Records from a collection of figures
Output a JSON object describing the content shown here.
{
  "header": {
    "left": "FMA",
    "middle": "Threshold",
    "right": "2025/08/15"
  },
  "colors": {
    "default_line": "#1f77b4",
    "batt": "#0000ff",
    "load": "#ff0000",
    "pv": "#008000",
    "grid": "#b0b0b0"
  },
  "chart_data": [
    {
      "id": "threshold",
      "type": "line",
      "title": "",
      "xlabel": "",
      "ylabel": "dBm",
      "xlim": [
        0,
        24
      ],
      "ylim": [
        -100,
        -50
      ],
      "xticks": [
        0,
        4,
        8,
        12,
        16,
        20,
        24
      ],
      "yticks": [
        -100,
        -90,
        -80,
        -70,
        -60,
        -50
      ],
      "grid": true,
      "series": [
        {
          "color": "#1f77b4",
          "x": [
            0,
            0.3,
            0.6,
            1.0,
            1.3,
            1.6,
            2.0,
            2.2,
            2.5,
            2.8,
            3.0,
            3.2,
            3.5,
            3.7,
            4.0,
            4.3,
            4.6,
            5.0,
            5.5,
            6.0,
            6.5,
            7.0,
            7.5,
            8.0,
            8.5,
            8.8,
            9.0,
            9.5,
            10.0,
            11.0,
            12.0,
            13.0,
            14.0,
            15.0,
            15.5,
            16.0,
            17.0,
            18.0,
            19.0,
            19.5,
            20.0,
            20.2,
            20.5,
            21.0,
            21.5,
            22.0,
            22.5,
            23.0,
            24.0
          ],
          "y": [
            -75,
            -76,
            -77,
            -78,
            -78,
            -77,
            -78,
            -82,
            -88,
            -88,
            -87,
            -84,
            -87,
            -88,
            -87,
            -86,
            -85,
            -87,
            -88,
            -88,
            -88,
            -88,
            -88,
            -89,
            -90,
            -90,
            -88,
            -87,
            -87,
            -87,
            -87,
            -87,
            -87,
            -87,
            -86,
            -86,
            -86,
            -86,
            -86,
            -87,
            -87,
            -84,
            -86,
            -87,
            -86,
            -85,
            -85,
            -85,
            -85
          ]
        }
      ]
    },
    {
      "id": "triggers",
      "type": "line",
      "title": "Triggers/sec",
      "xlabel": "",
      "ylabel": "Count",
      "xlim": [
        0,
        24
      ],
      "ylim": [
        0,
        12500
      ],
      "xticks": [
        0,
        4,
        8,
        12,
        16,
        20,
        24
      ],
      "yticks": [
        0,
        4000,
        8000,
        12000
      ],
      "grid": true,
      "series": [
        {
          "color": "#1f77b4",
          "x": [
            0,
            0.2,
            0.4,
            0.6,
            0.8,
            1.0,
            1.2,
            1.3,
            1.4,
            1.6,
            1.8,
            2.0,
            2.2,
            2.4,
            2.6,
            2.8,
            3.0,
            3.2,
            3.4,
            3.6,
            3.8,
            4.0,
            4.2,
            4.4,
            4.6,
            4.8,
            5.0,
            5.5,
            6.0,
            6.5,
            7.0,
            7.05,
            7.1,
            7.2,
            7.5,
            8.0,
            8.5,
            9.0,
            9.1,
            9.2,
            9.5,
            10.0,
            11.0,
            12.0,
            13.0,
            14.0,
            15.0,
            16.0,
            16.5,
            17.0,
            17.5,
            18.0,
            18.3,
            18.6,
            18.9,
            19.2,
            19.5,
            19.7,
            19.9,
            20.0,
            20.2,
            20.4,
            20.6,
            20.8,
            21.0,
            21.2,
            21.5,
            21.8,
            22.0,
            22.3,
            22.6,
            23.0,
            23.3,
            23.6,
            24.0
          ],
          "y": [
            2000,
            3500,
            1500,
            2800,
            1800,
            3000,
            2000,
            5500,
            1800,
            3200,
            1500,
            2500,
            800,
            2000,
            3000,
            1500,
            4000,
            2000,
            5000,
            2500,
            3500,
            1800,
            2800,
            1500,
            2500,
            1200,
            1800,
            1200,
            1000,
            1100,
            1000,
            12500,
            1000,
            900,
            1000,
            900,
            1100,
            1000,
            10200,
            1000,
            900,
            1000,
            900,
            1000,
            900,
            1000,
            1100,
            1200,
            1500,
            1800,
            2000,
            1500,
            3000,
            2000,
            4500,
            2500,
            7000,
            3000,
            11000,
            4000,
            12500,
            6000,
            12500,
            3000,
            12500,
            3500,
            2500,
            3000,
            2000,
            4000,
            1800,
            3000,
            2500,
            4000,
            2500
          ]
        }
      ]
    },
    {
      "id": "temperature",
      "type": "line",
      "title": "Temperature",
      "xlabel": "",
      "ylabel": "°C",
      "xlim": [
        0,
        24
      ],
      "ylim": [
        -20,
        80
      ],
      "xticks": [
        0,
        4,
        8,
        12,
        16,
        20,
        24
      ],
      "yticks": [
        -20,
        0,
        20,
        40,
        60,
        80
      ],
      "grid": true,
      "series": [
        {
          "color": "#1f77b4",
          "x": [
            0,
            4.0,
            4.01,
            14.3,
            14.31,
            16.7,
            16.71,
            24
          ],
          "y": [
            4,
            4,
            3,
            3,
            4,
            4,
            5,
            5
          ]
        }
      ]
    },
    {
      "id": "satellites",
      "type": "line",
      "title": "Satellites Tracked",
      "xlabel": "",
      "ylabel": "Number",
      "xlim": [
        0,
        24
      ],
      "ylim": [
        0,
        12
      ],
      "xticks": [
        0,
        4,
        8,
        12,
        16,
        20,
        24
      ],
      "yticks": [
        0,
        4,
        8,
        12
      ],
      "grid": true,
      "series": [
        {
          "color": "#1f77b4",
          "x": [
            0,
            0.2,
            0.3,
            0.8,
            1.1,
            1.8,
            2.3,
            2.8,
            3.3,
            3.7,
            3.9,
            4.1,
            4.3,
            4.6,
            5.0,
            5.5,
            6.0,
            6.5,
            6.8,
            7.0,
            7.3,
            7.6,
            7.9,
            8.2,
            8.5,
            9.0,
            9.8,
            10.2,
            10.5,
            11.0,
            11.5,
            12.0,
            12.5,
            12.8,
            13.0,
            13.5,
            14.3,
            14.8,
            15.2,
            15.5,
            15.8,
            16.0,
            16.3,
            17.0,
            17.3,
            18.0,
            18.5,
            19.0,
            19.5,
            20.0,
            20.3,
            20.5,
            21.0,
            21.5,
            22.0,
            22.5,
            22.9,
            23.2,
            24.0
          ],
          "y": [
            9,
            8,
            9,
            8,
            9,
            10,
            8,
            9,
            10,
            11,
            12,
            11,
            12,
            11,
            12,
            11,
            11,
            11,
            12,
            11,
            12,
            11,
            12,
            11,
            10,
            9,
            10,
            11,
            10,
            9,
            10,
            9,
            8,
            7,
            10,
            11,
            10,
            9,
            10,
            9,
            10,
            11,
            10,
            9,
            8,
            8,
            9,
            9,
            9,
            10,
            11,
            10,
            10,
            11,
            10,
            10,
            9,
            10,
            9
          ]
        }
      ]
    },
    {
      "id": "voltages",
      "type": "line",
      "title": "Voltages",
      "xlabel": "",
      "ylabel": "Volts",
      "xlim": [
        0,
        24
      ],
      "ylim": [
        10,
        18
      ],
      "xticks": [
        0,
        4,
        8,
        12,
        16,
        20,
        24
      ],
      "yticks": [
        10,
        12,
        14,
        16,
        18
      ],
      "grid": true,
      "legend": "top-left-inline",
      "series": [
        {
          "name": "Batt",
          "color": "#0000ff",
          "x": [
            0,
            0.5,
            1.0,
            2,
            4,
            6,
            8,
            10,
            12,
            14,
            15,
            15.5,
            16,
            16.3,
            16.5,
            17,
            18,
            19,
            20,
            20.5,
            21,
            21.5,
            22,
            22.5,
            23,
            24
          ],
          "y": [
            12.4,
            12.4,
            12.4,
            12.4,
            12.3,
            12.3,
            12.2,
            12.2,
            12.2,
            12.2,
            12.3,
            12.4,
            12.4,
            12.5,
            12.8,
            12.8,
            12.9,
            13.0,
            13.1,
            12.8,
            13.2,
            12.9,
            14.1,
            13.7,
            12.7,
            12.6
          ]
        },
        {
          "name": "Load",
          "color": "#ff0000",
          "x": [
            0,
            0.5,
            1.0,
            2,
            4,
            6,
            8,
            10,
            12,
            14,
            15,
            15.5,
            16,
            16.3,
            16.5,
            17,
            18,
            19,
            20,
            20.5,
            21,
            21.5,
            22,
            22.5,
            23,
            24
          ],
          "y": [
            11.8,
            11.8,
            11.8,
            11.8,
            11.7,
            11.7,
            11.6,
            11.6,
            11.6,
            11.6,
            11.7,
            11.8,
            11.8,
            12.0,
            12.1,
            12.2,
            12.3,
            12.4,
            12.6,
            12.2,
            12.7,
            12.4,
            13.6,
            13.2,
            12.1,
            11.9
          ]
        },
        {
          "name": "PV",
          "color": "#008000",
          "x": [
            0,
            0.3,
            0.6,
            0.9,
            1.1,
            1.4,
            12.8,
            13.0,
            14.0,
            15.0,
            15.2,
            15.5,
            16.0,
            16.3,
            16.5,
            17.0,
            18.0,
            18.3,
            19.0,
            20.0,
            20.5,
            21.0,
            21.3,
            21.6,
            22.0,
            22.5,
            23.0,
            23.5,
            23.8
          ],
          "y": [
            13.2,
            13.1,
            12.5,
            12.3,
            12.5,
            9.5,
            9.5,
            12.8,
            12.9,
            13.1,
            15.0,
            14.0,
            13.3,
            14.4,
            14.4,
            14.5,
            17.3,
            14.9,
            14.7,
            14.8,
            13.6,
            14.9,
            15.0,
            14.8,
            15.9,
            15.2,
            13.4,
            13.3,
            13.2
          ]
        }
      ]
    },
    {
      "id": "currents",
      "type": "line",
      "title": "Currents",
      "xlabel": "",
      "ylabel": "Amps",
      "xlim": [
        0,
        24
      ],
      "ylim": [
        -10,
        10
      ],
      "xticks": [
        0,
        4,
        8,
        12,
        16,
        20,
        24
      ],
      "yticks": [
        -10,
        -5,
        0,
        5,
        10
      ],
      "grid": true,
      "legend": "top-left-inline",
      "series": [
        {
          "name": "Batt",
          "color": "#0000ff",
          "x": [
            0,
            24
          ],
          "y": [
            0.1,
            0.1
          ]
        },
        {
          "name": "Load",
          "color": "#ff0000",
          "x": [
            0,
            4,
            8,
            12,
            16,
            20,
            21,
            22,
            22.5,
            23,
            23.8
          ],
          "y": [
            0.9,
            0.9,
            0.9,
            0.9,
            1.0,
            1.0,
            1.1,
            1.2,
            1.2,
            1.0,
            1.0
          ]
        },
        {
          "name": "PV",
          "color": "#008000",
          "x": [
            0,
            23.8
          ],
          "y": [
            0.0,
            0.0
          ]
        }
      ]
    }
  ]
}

## [EXERCISE]
Return each line where "title" shows up.

## [WRITTEN REPLY]
      "title": "",
      "title": "Triggers/sec",
      "title": "Temperature",
      "title": "Satellites Tracked",
      "title": "Voltages",
      "title": "Currents",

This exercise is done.